### TASK GOAL
Below are some records. Say how many of their lines include the string "xlabel", giving only the number.

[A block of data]
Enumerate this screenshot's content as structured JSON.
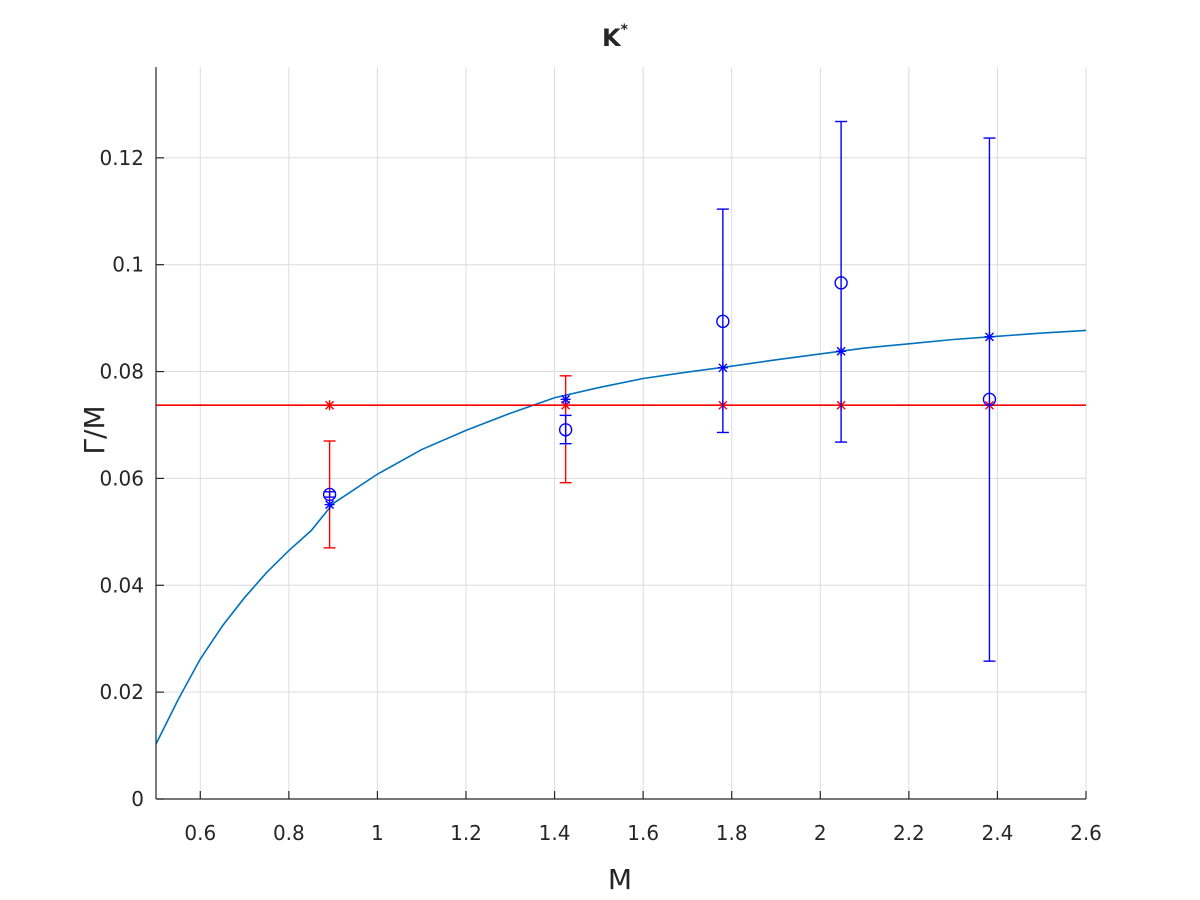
{
  "chart_data": {
    "type": "scatter",
    "title": "K",
    "title_superscript": "*",
    "xlabel": "M",
    "ylabel": "Γ/M",
    "xlim": [
      0.5,
      2.6
    ],
    "ylim": [
      0,
      0.137
    ],
    "x_ticks": [
      0.6,
      0.8,
      1,
      1.2,
      1.4,
      1.6,
      1.8,
      2,
      2.2,
      2.4,
      2.6
    ],
    "x_tick_labels": [
      "0.6",
      "0.8",
      "1",
      "1.2",
      "1.4",
      "1.6",
      "1.8",
      "2",
      "2.2",
      "2.4",
      "2.6"
    ],
    "y_ticks": [
      0,
      0.02,
      0.04,
      0.06,
      0.08,
      0.1,
      0.12
    ],
    "y_tick_labels": [
      "0",
      "0.02",
      "0.04",
      "0.06",
      "0.08",
      "0.1",
      "0.12"
    ],
    "grid": true,
    "colors": {
      "fit": "#0072BD",
      "blue": "#0000FF",
      "red": "#FF0000",
      "grid": "#dcdcdc",
      "axis": "#262626"
    },
    "series": [
      {
        "kind": "curve",
        "color": "#0072BD",
        "points": [
          [
            0.5,
            0.0103
          ],
          [
            0.55,
            0.0186
          ],
          [
            0.6,
            0.0262
          ],
          [
            0.65,
            0.0324
          ],
          [
            0.7,
            0.0377
          ],
          [
            0.75,
            0.0424
          ],
          [
            0.8,
            0.0465
          ],
          [
            0.85,
            0.0502
          ],
          [
            0.9,
            0.0553
          ],
          [
            1.0,
            0.0608
          ],
          [
            1.1,
            0.0654
          ],
          [
            1.2,
            0.069
          ],
          [
            1.3,
            0.0722
          ],
          [
            1.4,
            0.0751
          ],
          [
            1.5,
            0.077
          ],
          [
            1.6,
            0.0787
          ],
          [
            1.7,
            0.0799
          ],
          [
            1.8,
            0.081
          ],
          [
            1.9,
            0.0822
          ],
          [
            2.0,
            0.0833
          ],
          [
            2.1,
            0.0844
          ],
          [
            2.2,
            0.0852
          ],
          [
            2.3,
            0.086
          ],
          [
            2.4,
            0.0866
          ],
          [
            2.5,
            0.0872
          ],
          [
            2.6,
            0.0877
          ]
        ]
      },
      {
        "kind": "hline",
        "color": "#FF0000",
        "y": 0.0737
      },
      {
        "kind": "red-errorbars",
        "color": "#FF0000",
        "points": [
          {
            "x": 0.892,
            "ylo": 0.047,
            "yhi": 0.067
          },
          {
            "x": 1.425,
            "ylo": 0.0592,
            "yhi": 0.0792
          }
        ]
      },
      {
        "kind": "red-star-markers",
        "color": "#FF0000",
        "points": [
          [
            0.892,
            0.0737
          ],
          [
            1.425,
            0.0737
          ],
          [
            1.78,
            0.0737
          ],
          [
            2.047,
            0.0737
          ],
          [
            2.382,
            0.0737
          ]
        ]
      },
      {
        "kind": "blue-errorbars",
        "color": "#0000FF",
        "points": [
          {
            "x": 0.892,
            "ylo": 0.0565,
            "yhi": 0.0575
          },
          {
            "x": 1.425,
            "ylo": 0.0665,
            "yhi": 0.0718
          },
          {
            "x": 1.78,
            "ylo": 0.0686,
            "yhi": 0.1104
          },
          {
            "x": 2.047,
            "ylo": 0.0668,
            "yhi": 0.1268
          },
          {
            "x": 2.382,
            "ylo": 0.0258,
            "yhi": 0.1237
          }
        ]
      },
      {
        "kind": "blue-circle-markers",
        "color": "#0000FF",
        "points": [
          [
            0.892,
            0.057
          ],
          [
            1.425,
            0.0691
          ],
          [
            1.78,
            0.0894
          ],
          [
            2.047,
            0.0966
          ],
          [
            2.382,
            0.0748
          ]
        ]
      },
      {
        "kind": "blue-star-markers",
        "color": "#0000FF",
        "points": [
          [
            0.892,
            0.0551
          ],
          [
            1.425,
            0.0748
          ],
          [
            1.78,
            0.0807
          ],
          [
            2.047,
            0.0838
          ],
          [
            2.382,
            0.0865
          ]
        ]
      }
    ]
  }
}
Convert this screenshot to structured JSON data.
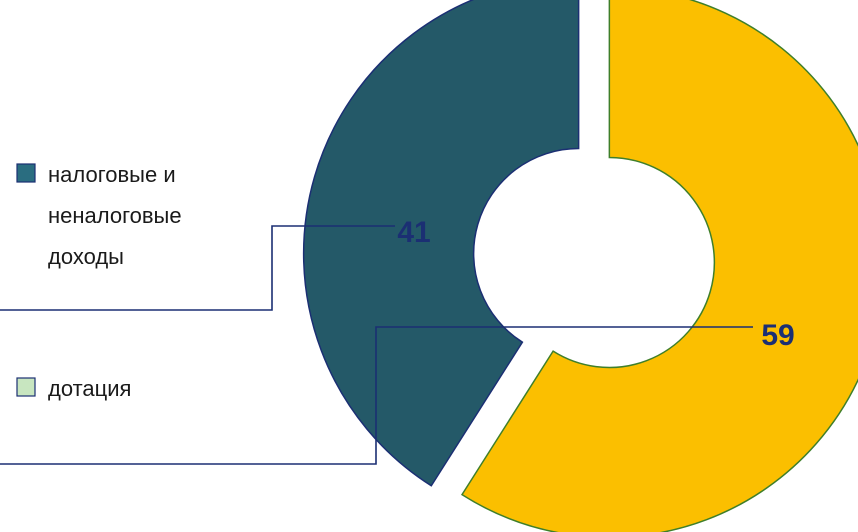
{
  "chart_data": {
    "type": "pie",
    "variant": "donut",
    "slices": [
      {
        "name_lines": [
          "налоговые и",
          "неналоговые",
          "доходы"
        ],
        "value": 41,
        "label": "41",
        "color": "#245968",
        "legend_swatch_color": "#2a6d80"
      },
      {
        "name_lines": [
          "дотация"
        ],
        "value": 59,
        "label": "59",
        "color": "#fbbf00",
        "legend_swatch_color": "#c8e6c0"
      }
    ],
    "legend_position": "left",
    "leader_line_color": "#1b2f73"
  }
}
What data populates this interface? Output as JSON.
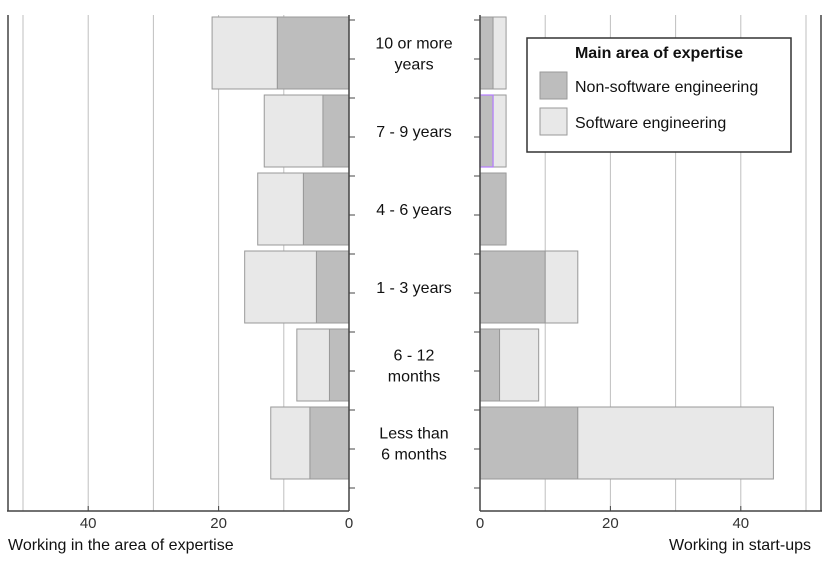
{
  "chart_data": {
    "type": "bar",
    "orientation": "horizontal",
    "stacked": true,
    "categories": [
      "10 or more years",
      "7 - 9  years",
      "4 - 6 years",
      "1 - 3 years",
      "6 - 12 months",
      "Less than 6 months"
    ],
    "category_lines": [
      [
        "10 or more",
        "years"
      ],
      [
        "7 - 9  years"
      ],
      [
        "4 - 6 years"
      ],
      [
        "1 - 3 years"
      ],
      [
        "6 - 12",
        "months"
      ],
      [
        "Less than",
        "6 months"
      ]
    ],
    "legend": {
      "title": "Main area of expertise",
      "position": "top-right",
      "entries": [
        "Non-software engineering",
        "Software engineering"
      ]
    },
    "colors": {
      "non_software": "#bdbdbd",
      "software": "#e8e8e8",
      "bar_stroke": "#999999",
      "grid": "#bfbfbf",
      "axis": "#444444",
      "highlight": "#b57bff"
    },
    "panels": [
      {
        "xlabel": "Working in the area of expertise",
        "xlim": [
          0,
          50
        ],
        "reversed": true,
        "xticks": [
          40,
          20,
          0
        ],
        "grid_at": [
          10,
          20,
          30,
          40,
          50
        ],
        "series": [
          {
            "name": "Non-software engineering",
            "values": [
              11,
              4,
              7,
              5,
              3,
              6
            ]
          },
          {
            "name": "Software engineering",
            "values": [
              10,
              9,
              7,
              11,
              5,
              6
            ]
          }
        ]
      },
      {
        "xlabel": "Working in start-ups",
        "xlim": [
          0,
          50
        ],
        "reversed": false,
        "xticks": [
          0,
          20,
          40
        ],
        "grid_at": [
          10,
          20,
          30,
          40,
          50
        ],
        "series": [
          {
            "name": "Non-software engineering",
            "values": [
              2,
              2,
              4,
              10,
              3,
              15
            ]
          },
          {
            "name": "Software engineering",
            "values": [
              2,
              2,
              0,
              5,
              6,
              30
            ]
          }
        ]
      }
    ],
    "grid": true
  }
}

### TASK RESULT
3